> _Problem_:
Search the entries for the word "Standardized" and pull out each line that has it.

(Figure data in JSON)
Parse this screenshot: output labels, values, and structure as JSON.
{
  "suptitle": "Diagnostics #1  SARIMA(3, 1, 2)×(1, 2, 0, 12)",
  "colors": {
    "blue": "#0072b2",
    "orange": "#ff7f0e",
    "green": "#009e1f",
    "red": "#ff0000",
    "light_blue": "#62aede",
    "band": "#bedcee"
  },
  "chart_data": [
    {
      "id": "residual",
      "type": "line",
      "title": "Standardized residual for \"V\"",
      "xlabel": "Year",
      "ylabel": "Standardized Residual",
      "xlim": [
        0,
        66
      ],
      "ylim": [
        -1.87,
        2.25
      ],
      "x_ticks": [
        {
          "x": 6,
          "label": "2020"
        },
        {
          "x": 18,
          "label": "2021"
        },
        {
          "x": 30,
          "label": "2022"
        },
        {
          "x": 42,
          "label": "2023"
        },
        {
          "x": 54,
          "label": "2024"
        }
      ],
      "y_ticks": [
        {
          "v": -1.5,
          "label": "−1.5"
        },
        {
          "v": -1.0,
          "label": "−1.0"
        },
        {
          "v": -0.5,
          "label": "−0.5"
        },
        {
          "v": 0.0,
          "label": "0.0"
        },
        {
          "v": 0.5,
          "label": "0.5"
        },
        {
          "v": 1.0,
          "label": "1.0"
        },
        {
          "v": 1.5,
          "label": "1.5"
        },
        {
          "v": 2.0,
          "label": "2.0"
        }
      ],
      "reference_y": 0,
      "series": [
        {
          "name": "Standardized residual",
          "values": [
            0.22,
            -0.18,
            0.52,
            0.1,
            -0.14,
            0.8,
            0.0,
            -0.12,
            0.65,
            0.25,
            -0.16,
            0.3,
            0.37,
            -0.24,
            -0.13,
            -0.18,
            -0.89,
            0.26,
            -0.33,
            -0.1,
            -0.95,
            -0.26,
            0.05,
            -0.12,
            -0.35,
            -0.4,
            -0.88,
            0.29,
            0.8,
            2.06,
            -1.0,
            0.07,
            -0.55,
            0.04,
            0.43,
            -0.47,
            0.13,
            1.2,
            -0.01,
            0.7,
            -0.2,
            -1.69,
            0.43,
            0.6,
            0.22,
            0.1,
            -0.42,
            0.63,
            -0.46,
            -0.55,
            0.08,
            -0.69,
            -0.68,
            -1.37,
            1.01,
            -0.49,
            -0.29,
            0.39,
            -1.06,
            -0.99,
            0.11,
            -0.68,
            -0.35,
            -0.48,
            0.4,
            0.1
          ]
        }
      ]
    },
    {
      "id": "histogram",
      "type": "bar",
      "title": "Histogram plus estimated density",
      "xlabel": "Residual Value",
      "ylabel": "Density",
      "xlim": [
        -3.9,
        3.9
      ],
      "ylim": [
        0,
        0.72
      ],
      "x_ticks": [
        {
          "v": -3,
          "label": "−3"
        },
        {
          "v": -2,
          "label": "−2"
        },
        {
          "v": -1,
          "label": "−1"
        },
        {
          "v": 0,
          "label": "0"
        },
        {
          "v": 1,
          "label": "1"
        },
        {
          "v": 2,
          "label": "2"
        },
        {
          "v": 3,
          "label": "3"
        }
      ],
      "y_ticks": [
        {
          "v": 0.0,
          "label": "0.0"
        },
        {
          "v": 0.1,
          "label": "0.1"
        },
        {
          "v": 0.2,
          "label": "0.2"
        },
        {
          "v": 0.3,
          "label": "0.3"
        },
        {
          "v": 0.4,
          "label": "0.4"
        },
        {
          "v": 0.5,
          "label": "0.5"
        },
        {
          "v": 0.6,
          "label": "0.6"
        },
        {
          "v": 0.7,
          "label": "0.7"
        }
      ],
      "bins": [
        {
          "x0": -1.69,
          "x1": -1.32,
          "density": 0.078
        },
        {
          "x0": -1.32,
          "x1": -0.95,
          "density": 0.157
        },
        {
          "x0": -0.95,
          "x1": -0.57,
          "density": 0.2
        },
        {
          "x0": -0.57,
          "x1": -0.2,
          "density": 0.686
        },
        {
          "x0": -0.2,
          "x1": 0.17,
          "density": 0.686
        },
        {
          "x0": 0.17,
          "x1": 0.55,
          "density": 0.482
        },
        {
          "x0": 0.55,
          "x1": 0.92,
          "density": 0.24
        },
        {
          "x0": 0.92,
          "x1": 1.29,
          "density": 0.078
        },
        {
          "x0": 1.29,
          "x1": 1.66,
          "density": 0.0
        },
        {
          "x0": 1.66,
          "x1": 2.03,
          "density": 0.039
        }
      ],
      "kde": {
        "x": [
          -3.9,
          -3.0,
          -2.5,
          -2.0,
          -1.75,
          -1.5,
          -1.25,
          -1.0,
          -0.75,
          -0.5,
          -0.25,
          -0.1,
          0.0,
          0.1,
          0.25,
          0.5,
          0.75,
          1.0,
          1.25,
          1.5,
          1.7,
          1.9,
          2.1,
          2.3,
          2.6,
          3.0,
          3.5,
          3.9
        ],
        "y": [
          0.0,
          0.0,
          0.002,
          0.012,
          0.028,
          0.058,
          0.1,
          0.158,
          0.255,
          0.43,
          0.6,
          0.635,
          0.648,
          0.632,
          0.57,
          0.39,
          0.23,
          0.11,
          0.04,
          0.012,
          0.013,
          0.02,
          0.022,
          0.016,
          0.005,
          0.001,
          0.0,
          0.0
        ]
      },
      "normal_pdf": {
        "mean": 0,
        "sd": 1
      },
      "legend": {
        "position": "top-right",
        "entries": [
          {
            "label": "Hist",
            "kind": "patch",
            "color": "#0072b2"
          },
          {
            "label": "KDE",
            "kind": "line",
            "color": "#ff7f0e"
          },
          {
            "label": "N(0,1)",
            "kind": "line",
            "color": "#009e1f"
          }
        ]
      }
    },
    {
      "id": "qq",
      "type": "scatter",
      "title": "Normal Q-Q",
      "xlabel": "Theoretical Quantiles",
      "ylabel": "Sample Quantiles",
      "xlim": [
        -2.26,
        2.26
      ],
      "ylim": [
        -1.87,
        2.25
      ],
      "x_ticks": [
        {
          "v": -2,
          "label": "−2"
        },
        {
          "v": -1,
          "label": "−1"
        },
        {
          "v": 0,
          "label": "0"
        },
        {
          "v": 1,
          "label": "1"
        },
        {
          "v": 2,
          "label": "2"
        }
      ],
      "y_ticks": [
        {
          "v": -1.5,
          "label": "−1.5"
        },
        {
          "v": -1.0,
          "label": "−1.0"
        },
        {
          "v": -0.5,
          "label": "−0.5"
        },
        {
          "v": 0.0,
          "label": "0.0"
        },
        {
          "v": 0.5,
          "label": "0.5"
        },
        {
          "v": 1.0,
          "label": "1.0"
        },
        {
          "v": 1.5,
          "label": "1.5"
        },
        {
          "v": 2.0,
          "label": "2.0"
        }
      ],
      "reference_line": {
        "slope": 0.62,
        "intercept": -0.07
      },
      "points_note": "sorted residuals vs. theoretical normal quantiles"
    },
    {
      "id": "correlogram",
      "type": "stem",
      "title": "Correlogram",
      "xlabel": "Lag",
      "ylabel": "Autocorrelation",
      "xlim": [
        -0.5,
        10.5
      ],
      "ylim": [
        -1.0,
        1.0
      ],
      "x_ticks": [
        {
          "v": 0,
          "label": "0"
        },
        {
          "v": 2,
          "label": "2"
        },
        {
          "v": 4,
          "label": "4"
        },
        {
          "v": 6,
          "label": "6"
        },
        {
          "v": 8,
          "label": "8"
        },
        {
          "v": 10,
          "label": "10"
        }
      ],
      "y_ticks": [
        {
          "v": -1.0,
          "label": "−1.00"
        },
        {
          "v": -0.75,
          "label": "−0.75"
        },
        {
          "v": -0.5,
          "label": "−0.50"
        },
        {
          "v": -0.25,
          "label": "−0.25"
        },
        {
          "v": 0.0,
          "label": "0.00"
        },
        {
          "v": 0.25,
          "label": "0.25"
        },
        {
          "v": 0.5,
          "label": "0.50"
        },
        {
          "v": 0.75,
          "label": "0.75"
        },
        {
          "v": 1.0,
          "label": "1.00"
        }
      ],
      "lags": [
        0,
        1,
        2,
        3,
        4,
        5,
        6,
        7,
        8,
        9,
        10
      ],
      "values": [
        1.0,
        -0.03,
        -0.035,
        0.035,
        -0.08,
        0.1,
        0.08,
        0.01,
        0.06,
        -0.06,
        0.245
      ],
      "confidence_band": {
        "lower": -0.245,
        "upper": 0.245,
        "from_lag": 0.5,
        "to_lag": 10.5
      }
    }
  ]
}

> _Solution for this problem_:
      "title": "Standardized residual for \"V\"",
      "ylabel": "Standardized Residual",
          "name": "Standardized residual",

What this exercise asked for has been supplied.